**Task goal**. Everything in the listing should be restated word for word.

Stored data:

* BEGIN *

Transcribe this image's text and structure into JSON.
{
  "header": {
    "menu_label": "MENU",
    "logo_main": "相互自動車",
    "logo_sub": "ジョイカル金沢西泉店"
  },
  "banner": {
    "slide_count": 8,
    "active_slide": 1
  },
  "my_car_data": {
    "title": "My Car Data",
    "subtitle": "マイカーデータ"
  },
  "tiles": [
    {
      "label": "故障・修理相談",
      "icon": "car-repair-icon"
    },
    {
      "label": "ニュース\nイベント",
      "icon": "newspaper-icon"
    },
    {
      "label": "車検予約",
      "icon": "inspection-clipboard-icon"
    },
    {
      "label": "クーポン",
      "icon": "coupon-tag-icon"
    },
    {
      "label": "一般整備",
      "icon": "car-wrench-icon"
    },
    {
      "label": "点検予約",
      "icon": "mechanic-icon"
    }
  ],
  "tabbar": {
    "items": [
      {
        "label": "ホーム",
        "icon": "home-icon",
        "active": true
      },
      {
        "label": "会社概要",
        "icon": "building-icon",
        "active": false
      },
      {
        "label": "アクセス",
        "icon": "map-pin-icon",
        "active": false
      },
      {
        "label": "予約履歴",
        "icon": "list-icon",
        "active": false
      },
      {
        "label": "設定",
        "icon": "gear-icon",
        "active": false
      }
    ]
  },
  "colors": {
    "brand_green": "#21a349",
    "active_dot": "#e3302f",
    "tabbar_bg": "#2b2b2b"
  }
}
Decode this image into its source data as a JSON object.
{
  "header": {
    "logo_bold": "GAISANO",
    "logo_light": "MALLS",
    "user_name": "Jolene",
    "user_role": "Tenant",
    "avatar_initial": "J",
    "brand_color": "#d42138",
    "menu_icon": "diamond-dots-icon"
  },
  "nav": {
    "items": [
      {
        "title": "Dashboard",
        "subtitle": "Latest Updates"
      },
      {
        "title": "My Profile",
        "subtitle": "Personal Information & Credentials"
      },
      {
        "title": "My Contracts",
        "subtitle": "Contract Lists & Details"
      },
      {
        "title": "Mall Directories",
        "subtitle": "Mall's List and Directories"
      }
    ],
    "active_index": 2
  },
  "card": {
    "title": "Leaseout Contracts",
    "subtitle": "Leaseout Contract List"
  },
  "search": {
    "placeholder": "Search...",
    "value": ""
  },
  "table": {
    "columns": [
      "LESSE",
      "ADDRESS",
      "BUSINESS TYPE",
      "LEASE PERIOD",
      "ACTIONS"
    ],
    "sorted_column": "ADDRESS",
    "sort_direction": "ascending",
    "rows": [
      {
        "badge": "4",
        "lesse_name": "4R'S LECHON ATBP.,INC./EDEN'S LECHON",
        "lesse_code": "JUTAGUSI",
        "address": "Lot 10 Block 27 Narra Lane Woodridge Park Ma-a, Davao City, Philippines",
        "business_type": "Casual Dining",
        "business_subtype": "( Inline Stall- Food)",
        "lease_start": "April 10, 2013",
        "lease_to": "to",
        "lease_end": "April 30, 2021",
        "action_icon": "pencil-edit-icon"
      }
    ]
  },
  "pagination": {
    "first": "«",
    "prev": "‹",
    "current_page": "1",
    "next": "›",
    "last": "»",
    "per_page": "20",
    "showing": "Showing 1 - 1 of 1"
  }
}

* END *

**Solution for this problem**.
Transcribe this image's text and structure into JSON.
{
  "header": {
    "menu_label": "MENU",
    "logo_main": "相互自動車",
    "logo_sub": "ジョイカル金沢西泉店"
  },
  "banner": {
    "slide_count": 8,
    "active_slide": 1
  },
  "my_car_data": {
    "title": "My Car Data",
    "subtitle": "マイカーデータ"
  },
  "tiles": [
    {
      "label": "故障・修理相談",
      "icon": "car-repair-icon"
    },
    {
      "label": "ニュース\nイベント",
      "icon": "newspaper-icon"
    },
    {
      "label": "車検予約",
      "icon": "inspection-clipboard-icon"
    },
    {
      "label": "クーポン",
      "icon": "coupon-tag-icon"
    },
    {
      "label": "一般整備",
      "icon": "car-wrench-icon"
    },
    {
      "label": "点検予約",
      "icon": "mechanic-icon"
    }
  ],
  "tabbar": {
    "items": [
      {
        "label": "ホーム",
        "icon": "home-icon",
        "active": true
      },
      {
        "label": "会社概要",
        "icon": "building-icon",
        "active": false
      },
      {
        "label": "アクセス",
        "icon": "map-pin-icon",
        "active": false
      },
      {
        "label": "予約履歴",
        "icon": "list-icon",
        "active": false
      },
      {
        "label": "設定",
        "icon": "gear-icon",
        "active": false
      }
    ]
  },
  "colors": {
    "brand_green": "#21a349",
    "active_dot": "#e3302f",
    "tabbar_bg": "#2b2b2b"
  }
}
Decode this image into its source data as a JSON object.
{
  "header": {
    "logo_bold": "GAISANO",
    "logo_light": "MALLS",
    "user_name": "Jolene",
    "user_role": "Tenant",
    "avatar_initial": "J",
    "brand_color": "#d42138",
    "menu_icon": "diamond-dots-icon"
  },
  "nav": {
    "items": [
      {
        "title": "Dashboard",
        "subtitle": "Latest Updates"
      },
      {
        "title": "My Profile",
        "subtitle": "Personal Information & Credentials"
      },
      {
        "title": "My Contracts",
        "subtitle": "Contract Lists & Details"
      },
      {
        "title": "Mall Directories",
        "subtitle": "Mall's List and Directories"
      }
    ],
    "active_index": 2
  },
  "card": {
    "title": "Leaseout Contracts",
    "subtitle": "Leaseout Contract List"
  },
  "search": {
    "placeholder": "Search...",
    "value": ""
  },
  "table": {
    "columns": [
      "LESSE",
      "ADDRESS",
      "BUSINESS TYPE",
      "LEASE PERIOD",
      "ACTIONS"
    ],
    "sorted_column": "ADDRESS",
    "sort_direction": "ascending",
    "rows": [
      {
        "badge": "4",
        "lesse_name": "4R'S LECHON ATBP.,INC./EDEN'S LECHON",
        "lesse_code": "JUTAGUSI",
        "address": "Lot 10 Block 27 Narra Lane Woodridge Park Ma-a, Davao City, Philippines",
        "business_type": "Casual Dining",
        "business_subtype": "( Inline Stall- Food)",
        "lease_start": "April 10, 2013",
        "lease_to": "to",
        "lease_end": "April 30, 2021",
        "action_icon": "pencil-edit-icon"
      }
    ]
  },
  "pagination": {
    "first": "«",
    "prev": "‹",
    "current_page": "1",
    "next": "›",
    "last": "»",
    "per_page": "20",
    "showing": "Showing 1 - 1 of 1"
  }
}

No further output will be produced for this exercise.